* begin *
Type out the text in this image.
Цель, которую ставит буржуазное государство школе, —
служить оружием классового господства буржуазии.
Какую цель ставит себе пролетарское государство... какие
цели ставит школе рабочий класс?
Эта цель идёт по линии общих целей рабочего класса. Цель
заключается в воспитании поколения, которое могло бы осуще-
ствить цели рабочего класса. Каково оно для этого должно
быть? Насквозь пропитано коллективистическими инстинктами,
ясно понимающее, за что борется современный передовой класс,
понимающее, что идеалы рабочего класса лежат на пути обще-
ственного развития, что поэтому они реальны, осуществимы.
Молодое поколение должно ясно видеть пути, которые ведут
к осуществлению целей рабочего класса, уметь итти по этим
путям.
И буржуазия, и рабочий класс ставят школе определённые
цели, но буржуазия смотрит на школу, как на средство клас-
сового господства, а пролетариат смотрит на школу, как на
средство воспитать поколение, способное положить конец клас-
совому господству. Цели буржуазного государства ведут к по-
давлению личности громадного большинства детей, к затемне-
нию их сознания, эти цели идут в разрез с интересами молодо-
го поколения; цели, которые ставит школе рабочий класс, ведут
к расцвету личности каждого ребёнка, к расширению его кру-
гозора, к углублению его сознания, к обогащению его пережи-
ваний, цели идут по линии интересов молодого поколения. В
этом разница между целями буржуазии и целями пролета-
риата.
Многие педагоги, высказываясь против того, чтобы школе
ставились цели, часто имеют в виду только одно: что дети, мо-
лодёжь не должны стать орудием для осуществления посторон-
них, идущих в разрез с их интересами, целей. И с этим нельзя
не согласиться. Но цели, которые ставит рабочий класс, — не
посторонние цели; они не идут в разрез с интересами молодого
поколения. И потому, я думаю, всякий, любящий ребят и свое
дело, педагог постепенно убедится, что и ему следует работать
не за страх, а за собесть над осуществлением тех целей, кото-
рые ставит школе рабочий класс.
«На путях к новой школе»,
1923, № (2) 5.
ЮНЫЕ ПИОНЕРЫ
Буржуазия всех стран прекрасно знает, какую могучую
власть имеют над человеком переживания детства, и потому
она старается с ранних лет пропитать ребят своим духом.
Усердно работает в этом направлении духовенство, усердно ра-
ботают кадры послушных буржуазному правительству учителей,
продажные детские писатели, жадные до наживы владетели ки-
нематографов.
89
* end *
— Task brief —
Print all of the entries again, exactly as written.

— Response below —
Type out the text in this image.
Цель, которую ставит буржуазное государство школе, —
служить оружием классового господства буржуазии.
Какую цель ставит себе пролетарское государство... какие
цели ставит школе рабочий класс?
Эта цель идёт по линии общих целей рабочего класса. Цель
заключается в воспитании поколения, которое могло бы осуще-
ствить цели рабочего класса. Каково оно для этого должно
быть? Насквозь пропитано коллективистическими инстинктами,
ясно понимающее, за что борется современный передовой класс,
понимающее, что идеалы рабочего класса лежат на пути обще-
ственного развития, что поэтому они реальны, осуществимы.
Молодое поколение должно ясно видеть пути, которые ведут
к осуществлению целей рабочего класса, уметь итти по этим
путям.
И буржуазия, и рабочий класс ставят школе определённые
цели, но буржуазия смотрит на школу, как на средство клас-
сового господства, а пролетариат смотрит на школу, как на
средство воспитать поколение, способное положить конец клас-
совому господству. Цели буржуазного государства ведут к по-
давлению личности громадного большинства детей, к затемне-
нию их сознания, эти цели идут в разрез с интересами молодо-
го поколения; цели, которые ставит школе рабочий класс, ведут
к расцвету личности каждого ребёнка, к расширению его кру-
гозора, к углублению его сознания, к обогащению его пережи-
ваний, цели идут по линии интересов молодого поколения. В
этом разница между целями буржуазии и целями пролета-
риата.
Многие педагоги, высказываясь против того, чтобы школе
ставились цели, часто имеют в виду только одно: что дети, мо-
лодёжь не должны стать орудием для осуществления посторон-
них, идущих в разрез с их интересами, целей. И с этим нельзя
не согласиться. Но цели, которые ставит рабочий класс, — не
посторонние цели; они не идут в разрез с интересами молодого
поколения. И потому, я думаю, всякий, любящий ребят и свое
дело, педагог постепенно убедится, что и ему следует работать
не за страх, а за собесть над осуществлением тех целей, кото-
рые ставит школе рабочий класс.
«На путях к новой школе»,
1923, № (2) 5.
ЮНЫЕ ПИОНЕРЫ
Буржуазия всех стран прекрасно знает, какую могучую
власть имеют над человеком переживания детства, и потому
она старается с ранних лет пропитать ребят своим духом.
Усердно работает в этом направлении духовенство, усердно ра-
ботают кадры послушных буржуазному правительству учителей,
продажные детские писатели, жадные до наживы владетели ки-
нематографов.
89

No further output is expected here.